## SUPPLIED RECORDS

----------

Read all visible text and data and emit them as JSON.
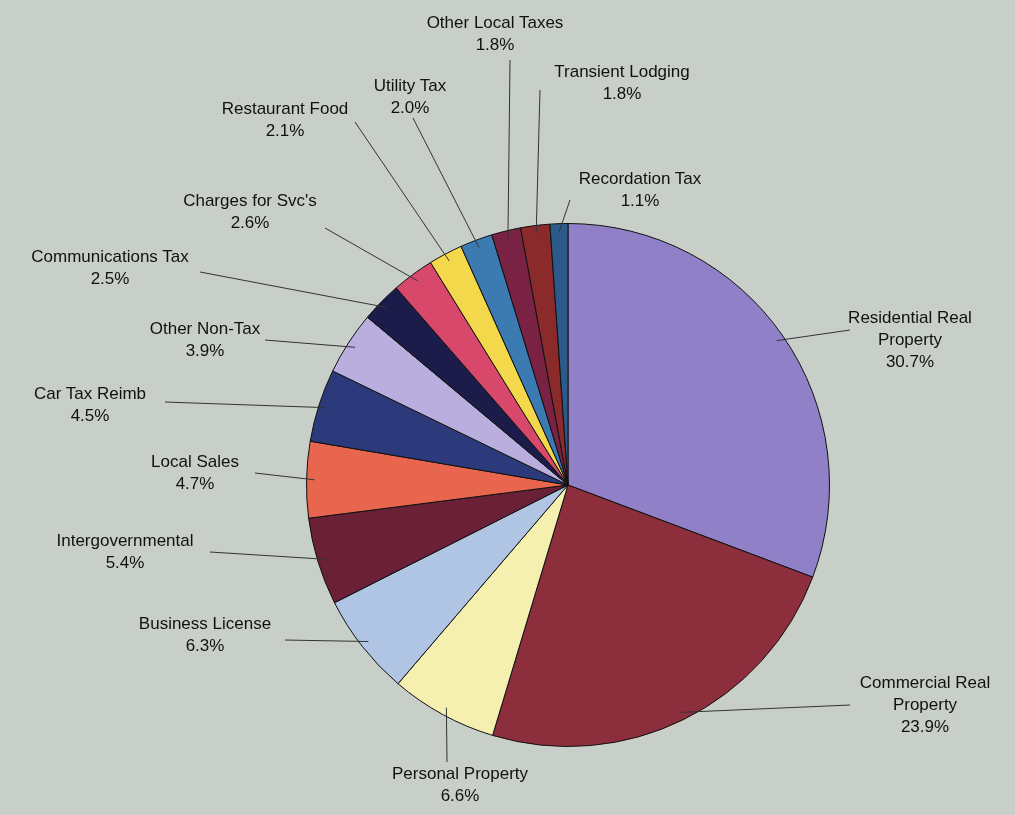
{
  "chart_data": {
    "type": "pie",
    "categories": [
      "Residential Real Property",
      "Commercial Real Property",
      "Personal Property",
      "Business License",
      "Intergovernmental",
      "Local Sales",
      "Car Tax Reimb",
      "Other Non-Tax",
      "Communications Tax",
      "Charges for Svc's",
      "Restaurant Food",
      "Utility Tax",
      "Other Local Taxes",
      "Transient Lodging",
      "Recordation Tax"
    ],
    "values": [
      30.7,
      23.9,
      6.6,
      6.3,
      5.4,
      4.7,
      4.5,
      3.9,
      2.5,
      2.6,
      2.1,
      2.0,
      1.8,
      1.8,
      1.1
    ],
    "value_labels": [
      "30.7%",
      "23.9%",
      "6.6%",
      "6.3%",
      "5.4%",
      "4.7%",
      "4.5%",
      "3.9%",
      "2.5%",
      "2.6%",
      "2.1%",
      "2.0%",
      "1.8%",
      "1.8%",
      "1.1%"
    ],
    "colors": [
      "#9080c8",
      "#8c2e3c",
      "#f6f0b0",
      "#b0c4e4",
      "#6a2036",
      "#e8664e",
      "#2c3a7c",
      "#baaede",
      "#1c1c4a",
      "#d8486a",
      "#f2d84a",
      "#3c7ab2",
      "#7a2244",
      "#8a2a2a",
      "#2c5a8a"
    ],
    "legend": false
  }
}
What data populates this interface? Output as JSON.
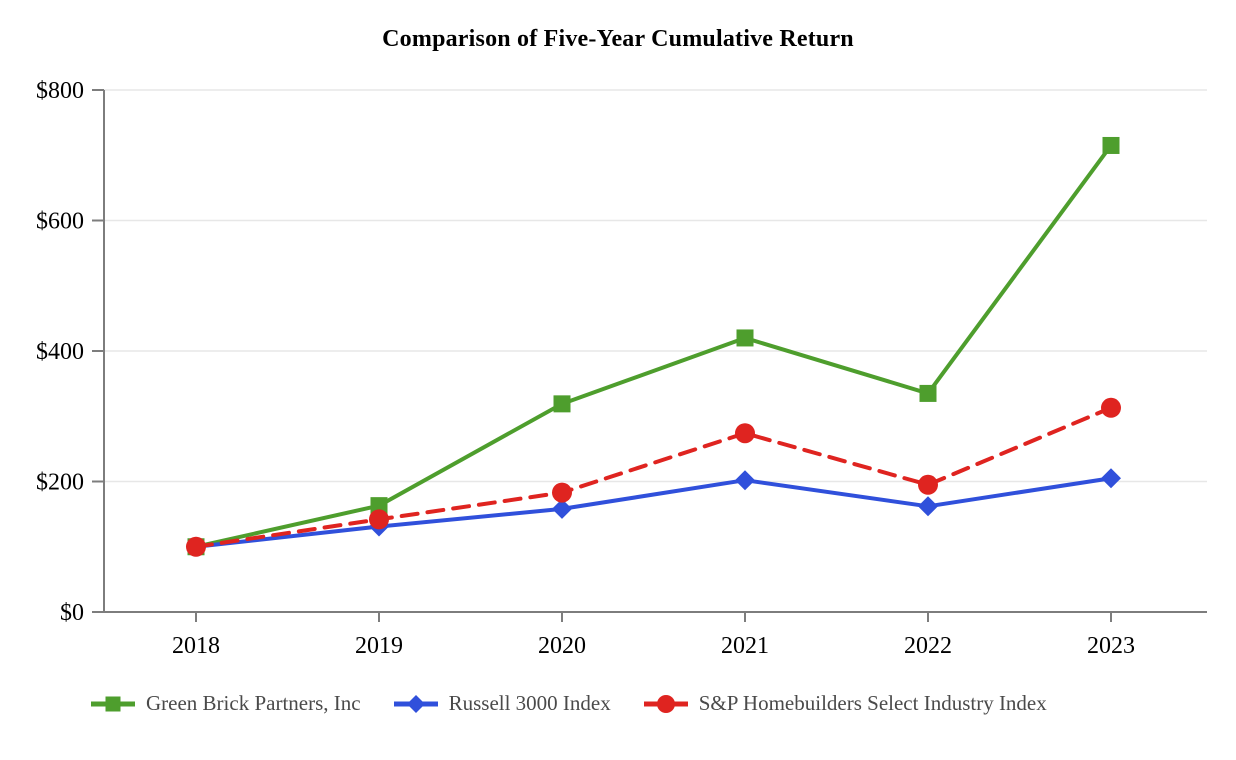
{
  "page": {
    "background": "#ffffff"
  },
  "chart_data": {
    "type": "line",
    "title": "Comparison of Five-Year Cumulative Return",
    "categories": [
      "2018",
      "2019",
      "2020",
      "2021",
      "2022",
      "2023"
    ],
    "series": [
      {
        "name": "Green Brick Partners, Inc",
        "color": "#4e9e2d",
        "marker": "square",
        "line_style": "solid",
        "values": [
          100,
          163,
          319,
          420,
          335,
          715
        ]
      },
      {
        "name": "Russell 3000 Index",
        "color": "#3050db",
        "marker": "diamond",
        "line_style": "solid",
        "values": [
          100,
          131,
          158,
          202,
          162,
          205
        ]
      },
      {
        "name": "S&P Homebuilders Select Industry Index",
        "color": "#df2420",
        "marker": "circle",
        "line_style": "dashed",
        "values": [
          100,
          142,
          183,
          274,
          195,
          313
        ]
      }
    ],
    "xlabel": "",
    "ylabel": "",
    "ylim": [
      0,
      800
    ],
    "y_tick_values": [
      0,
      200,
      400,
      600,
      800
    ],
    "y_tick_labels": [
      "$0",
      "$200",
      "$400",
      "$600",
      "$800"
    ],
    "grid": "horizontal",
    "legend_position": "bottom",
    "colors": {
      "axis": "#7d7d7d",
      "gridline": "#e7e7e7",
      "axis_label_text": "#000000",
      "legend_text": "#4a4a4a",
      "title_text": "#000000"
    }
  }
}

----------

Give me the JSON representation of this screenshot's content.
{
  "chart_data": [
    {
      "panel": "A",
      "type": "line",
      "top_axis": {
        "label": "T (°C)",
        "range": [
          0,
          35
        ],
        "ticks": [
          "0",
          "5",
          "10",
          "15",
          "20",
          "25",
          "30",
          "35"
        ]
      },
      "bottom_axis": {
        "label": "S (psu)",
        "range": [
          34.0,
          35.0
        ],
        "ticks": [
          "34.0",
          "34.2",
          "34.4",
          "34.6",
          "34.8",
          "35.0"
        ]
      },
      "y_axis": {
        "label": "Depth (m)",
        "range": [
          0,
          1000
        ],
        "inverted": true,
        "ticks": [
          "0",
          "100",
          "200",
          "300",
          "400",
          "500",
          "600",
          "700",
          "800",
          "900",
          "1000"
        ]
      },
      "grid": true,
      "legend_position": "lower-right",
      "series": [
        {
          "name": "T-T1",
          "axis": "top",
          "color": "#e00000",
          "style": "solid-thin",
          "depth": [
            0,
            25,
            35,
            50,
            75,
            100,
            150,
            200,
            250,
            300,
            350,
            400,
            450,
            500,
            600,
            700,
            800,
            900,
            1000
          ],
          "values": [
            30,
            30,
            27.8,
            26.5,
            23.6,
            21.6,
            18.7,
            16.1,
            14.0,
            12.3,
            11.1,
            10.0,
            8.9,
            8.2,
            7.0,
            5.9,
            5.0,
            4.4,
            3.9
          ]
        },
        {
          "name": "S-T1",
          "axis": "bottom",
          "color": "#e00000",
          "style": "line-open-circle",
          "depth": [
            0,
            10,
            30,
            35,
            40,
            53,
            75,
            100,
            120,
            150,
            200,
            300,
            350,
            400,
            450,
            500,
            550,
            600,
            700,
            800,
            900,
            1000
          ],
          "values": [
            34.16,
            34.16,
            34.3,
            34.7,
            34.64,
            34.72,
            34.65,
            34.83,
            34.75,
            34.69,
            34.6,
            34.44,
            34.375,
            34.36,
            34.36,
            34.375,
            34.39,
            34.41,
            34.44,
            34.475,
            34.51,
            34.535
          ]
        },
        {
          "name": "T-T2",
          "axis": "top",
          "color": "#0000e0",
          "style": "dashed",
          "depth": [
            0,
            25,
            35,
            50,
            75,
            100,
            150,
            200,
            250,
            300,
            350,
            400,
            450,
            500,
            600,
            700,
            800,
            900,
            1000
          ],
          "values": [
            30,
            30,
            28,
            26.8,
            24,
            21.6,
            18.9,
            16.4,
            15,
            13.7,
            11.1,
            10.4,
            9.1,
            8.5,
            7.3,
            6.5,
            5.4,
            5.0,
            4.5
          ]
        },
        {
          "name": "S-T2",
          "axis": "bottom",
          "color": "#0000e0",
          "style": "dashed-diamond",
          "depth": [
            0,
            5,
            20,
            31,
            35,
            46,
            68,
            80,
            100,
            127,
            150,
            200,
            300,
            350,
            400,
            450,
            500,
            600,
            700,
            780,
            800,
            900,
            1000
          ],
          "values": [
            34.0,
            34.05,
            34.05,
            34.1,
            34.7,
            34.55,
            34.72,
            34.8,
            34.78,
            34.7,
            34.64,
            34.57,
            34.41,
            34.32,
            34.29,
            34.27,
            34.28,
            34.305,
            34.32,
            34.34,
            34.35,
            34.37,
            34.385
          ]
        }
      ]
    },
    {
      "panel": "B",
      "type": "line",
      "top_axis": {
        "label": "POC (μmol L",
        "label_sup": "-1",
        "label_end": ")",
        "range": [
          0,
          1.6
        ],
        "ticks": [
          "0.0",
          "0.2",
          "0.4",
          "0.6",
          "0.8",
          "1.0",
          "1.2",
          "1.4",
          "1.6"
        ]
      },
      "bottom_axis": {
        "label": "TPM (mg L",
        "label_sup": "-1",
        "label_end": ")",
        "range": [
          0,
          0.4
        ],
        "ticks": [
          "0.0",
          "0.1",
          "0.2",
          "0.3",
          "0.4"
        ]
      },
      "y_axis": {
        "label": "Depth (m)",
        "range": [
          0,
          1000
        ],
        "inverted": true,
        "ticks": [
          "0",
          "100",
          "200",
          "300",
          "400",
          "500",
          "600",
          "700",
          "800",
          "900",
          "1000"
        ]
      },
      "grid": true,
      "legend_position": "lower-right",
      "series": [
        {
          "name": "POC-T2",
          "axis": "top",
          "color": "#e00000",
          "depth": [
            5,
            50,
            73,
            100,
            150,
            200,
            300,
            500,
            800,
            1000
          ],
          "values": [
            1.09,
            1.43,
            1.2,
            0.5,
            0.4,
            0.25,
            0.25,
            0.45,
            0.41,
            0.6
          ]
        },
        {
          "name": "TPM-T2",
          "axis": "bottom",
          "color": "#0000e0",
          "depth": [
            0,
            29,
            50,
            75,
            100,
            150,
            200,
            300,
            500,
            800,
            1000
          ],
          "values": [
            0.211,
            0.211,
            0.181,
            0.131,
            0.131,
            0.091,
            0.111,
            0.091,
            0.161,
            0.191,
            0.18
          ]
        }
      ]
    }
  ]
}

----------

## TO DO
Track down every line with the word "diamond" and copy it.

## WRITTEN RESPONSE
        "marker": "diamond",
          "style": "dashed-diamond",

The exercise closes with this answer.